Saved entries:

=====

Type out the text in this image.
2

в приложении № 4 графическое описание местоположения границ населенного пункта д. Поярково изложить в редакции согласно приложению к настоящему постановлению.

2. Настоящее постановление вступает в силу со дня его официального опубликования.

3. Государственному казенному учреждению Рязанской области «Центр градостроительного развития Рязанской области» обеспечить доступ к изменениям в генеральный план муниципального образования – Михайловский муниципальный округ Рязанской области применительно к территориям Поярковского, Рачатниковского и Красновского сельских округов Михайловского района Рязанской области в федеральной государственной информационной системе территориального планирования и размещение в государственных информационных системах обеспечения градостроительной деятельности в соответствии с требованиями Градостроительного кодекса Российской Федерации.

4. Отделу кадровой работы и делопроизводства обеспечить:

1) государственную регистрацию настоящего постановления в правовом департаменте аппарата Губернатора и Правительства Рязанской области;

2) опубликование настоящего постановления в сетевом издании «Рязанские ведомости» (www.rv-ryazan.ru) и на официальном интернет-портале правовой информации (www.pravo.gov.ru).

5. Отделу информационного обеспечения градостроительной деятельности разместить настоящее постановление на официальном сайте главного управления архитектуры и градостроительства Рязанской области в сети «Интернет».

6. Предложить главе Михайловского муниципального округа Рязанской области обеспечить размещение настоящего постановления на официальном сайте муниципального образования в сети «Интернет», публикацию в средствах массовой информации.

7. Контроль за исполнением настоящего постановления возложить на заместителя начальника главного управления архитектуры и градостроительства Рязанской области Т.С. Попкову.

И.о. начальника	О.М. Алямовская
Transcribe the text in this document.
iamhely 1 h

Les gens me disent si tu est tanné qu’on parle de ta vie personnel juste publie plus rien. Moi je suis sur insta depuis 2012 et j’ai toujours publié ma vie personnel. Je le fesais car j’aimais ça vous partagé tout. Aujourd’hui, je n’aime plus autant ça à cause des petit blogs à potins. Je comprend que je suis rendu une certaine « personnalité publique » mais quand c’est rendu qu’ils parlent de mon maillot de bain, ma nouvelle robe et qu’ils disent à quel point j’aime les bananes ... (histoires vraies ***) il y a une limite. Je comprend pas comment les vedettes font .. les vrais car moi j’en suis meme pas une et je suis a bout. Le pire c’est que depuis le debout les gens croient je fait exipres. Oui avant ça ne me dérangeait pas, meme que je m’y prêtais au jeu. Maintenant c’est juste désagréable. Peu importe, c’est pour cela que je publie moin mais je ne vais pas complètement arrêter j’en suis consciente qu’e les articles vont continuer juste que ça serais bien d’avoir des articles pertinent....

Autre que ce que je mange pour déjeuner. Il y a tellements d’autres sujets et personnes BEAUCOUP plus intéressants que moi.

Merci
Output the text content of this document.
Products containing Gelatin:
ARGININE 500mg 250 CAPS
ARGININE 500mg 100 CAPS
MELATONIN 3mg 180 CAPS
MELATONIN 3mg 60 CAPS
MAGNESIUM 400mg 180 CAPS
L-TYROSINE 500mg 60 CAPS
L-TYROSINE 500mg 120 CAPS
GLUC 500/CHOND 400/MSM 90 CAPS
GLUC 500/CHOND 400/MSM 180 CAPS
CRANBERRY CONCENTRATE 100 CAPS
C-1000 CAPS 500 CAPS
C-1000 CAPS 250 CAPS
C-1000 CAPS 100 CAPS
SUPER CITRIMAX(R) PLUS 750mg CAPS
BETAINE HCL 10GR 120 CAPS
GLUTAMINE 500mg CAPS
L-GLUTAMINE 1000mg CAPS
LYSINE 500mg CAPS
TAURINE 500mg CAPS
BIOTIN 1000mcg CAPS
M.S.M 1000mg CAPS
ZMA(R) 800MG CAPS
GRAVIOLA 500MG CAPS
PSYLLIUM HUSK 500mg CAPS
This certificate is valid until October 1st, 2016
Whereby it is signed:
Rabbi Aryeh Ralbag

=====

**Do this**
Go through the listing above and restate it word for word.

**Problem solution**
Type out the text in this image.
2

в приложении № 4 графическое описание местоположения границ населенного пункта д. Поярково изложить в редакции согласно приложению к настоящему постановлению.

2. Настоящее постановление вступает в силу со дня его официального опубликования.

3. Государственному казенному учреждению Рязанской области «Центр градостроительного развития Рязанской области» обеспечить доступ к изменениям в генеральный план муниципального образования – Михайловский муниципальный округ Рязанской области применительно к территориям Поярковского, Рачатниковского и Красновского сельских округов Михайловского района Рязанской области в федеральной государственной информационной системе территориального планирования и размещение в государственных информационных системах обеспечения градостроительной деятельности в соответствии с требованиями Градостроительного кодекса Российской Федерации.

4. Отделу кадровой работы и делопроизводства обеспечить:

1) государственную регистрацию настоящего постановления в правовом департаменте аппарата Губернатора и Правительства Рязанской области;

2) опубликование настоящего постановления в сетевом издании «Рязанские ведомости» (www.rv-ryazan.ru) и на официальном интернет-портале правовой информации (www.pravo.gov.ru).

5. Отделу информационного обеспечения градостроительной деятельности разместить настоящее постановление на официальном сайте главного управления архитектуры и градостроительства Рязанской области в сети «Интернет».

6. Предложить главе Михайловского муниципального округа Рязанской области обеспечить размещение настоящего постановления на официальном сайте муниципального образования в сети «Интернет», публикацию в средствах массовой информации.

7. Контроль за исполнением настоящего постановления возложить на заместителя начальника главного управления архитектуры и градостроительства Рязанской области Т.С. Попкову.

И.о. начальника	О.М. Алямовская
Transcribe the text in this document.
iamhely 1 h

Les gens me disent si tu est tanné qu’on parle de ta vie personnel juste publie plus rien. Moi je suis sur insta depuis 2012 et j’ai toujours publié ma vie personnel. Je le fesais car j’aimais ça vous partagé tout. Aujourd’hui, je n’aime plus autant ça à cause des petit blogs à potins. Je comprend que je suis rendu une certaine « personnalité publique » mais quand c’est rendu qu’ils parlent de mon maillot de bain, ma nouvelle robe et qu’ils disent à quel point j’aime les bananes ... (histoires vraies ***) il y a une limite. Je comprend pas comment les vedettes font .. les vrais car moi j’en suis meme pas une et je suis a bout. Le pire c’est que depuis le debout les gens croient je fait exipres. Oui avant ça ne me dérangeait pas, meme que je m’y prêtais au jeu. Maintenant c’est juste désagréable. Peu importe, c’est pour cela que je publie moin mais je ne vais pas complètement arrêter j’en suis consciente qu’e les articles vont continuer juste que ça serais bien d’avoir des articles pertinent....

Autre que ce que je mange pour déjeuner. Il y a tellements d’autres sujets et personnes BEAUCOUP plus intéressants que moi.

Merci
Output the text content of this document.
Products containing Gelatin:
ARGININE 500mg 250 CAPS
ARGININE 500mg 100 CAPS
MELATONIN 3mg 180 CAPS
MELATONIN 3mg 60 CAPS
MAGNESIUM 400mg 180 CAPS
L-TYROSINE 500mg 60 CAPS
L-TYROSINE 500mg 120 CAPS
GLUC 500/CHOND 400/MSM 90 CAPS
GLUC 500/CHOND 400/MSM 180 CAPS
CRANBERRY CONCENTRATE 100 CAPS
C-1000 CAPS 500 CAPS
C-1000 CAPS 250 CAPS
C-1000 CAPS 100 CAPS
SUPER CITRIMAX(R) PLUS 750mg CAPS
BETAINE HCL 10GR 120 CAPS
GLUTAMINE 500mg CAPS
L-GLUTAMINE 1000mg CAPS
LYSINE 500mg CAPS
TAURINE 500mg CAPS
BIOTIN 1000mcg CAPS
M.S.M 1000mg CAPS
ZMA(R) 800MG CAPS
GRAVIOLA 500MG CAPS
PSYLLIUM HUSK 500mg CAPS
This certificate is valid until October 1st, 2016
Whereby it is signed:
Rabbi Aryeh Ralbag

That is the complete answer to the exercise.